══ Information given
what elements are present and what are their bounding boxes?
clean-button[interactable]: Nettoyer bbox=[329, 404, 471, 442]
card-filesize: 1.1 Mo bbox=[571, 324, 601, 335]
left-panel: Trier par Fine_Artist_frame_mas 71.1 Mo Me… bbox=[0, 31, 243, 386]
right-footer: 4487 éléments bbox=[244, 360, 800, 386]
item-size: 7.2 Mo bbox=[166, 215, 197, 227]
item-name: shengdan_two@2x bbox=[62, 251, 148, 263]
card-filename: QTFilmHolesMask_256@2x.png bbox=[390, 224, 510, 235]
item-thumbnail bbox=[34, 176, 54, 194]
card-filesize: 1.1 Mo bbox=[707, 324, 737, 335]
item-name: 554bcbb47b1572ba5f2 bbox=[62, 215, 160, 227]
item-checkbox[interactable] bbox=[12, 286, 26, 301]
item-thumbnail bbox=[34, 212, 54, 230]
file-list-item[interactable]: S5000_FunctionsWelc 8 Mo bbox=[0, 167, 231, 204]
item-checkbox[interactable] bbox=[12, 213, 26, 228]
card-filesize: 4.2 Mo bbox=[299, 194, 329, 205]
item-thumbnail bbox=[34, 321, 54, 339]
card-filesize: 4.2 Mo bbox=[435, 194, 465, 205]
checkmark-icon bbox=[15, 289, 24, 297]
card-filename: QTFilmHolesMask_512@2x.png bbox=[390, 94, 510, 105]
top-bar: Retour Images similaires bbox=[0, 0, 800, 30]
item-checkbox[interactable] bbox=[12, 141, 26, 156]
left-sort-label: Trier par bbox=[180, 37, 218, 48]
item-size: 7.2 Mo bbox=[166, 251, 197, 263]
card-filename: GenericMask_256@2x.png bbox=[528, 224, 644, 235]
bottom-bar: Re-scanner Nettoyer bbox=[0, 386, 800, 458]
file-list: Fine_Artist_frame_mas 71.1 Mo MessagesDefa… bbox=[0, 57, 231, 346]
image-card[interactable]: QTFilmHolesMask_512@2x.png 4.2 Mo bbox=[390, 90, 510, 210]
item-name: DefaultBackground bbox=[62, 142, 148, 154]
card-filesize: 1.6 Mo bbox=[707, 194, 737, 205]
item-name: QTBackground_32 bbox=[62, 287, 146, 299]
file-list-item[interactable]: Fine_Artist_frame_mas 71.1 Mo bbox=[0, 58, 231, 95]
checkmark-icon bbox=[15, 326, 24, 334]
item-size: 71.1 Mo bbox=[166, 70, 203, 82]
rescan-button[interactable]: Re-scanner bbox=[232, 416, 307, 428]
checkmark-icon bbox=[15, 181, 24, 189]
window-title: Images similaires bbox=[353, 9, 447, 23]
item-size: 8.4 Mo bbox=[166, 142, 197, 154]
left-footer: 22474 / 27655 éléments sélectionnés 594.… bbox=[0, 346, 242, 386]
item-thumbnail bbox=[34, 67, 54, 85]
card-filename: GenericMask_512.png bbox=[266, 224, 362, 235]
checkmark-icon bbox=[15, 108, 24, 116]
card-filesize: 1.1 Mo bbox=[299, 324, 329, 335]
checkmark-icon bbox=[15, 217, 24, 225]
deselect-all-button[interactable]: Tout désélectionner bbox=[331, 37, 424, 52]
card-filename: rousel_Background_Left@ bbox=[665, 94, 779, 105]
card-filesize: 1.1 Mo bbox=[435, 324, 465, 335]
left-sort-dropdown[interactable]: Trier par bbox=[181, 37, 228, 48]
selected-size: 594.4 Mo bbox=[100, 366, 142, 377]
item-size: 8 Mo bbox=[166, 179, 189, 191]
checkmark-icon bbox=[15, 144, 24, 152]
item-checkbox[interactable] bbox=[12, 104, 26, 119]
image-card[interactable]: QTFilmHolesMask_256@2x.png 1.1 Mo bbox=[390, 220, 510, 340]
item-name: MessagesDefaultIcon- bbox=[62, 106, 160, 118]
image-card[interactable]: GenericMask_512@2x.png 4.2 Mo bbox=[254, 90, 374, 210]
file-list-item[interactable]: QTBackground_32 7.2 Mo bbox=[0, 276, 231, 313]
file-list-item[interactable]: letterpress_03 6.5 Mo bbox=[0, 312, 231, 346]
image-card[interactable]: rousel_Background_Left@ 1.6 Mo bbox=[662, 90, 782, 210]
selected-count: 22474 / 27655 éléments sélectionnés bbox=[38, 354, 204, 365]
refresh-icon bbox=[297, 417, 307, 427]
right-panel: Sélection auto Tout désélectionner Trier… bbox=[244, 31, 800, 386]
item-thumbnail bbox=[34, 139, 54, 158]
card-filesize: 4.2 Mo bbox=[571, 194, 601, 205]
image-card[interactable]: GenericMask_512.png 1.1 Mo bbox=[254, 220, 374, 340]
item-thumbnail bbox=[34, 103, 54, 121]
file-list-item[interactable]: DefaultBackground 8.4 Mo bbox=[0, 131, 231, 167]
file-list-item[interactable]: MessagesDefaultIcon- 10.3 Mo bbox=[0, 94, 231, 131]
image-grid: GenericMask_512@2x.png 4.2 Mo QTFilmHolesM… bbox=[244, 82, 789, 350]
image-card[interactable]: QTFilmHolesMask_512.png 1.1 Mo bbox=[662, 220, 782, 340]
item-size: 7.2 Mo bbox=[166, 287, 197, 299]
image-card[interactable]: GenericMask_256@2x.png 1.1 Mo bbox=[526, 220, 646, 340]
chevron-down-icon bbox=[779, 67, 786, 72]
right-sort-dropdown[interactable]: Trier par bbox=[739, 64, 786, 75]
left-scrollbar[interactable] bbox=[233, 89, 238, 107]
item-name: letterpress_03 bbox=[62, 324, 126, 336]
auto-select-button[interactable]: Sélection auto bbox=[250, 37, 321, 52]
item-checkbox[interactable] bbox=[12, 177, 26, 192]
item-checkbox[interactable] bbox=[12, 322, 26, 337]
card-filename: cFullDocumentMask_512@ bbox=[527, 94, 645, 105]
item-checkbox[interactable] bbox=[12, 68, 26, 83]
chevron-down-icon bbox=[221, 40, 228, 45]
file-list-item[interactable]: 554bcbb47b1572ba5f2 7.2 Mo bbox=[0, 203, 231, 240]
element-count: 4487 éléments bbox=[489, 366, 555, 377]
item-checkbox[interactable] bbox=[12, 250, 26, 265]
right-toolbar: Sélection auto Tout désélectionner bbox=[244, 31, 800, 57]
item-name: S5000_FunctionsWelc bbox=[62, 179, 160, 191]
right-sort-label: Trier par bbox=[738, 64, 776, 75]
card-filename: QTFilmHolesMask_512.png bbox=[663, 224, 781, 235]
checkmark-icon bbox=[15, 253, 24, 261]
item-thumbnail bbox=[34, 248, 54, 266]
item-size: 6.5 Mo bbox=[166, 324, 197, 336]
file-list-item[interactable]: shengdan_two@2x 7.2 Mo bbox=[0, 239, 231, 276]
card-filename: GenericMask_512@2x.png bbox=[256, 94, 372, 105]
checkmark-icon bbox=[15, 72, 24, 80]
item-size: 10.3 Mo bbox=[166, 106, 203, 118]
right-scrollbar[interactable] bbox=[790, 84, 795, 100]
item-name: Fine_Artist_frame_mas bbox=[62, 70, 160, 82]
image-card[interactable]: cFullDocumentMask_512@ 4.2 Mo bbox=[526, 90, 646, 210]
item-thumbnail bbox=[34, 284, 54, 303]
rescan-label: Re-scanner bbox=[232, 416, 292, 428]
════
◆ Exercise
Identify every line in the items above that contains the string "Nettoyer", and copy each of those lines. Matches must have the same capitalization.

◆ Final result
clean-button[interactable]: Nettoyer bbox=[329, 404, 471, 442]
bottom-bar: Re-scanner Nettoyer bbox=[0, 386, 800, 458]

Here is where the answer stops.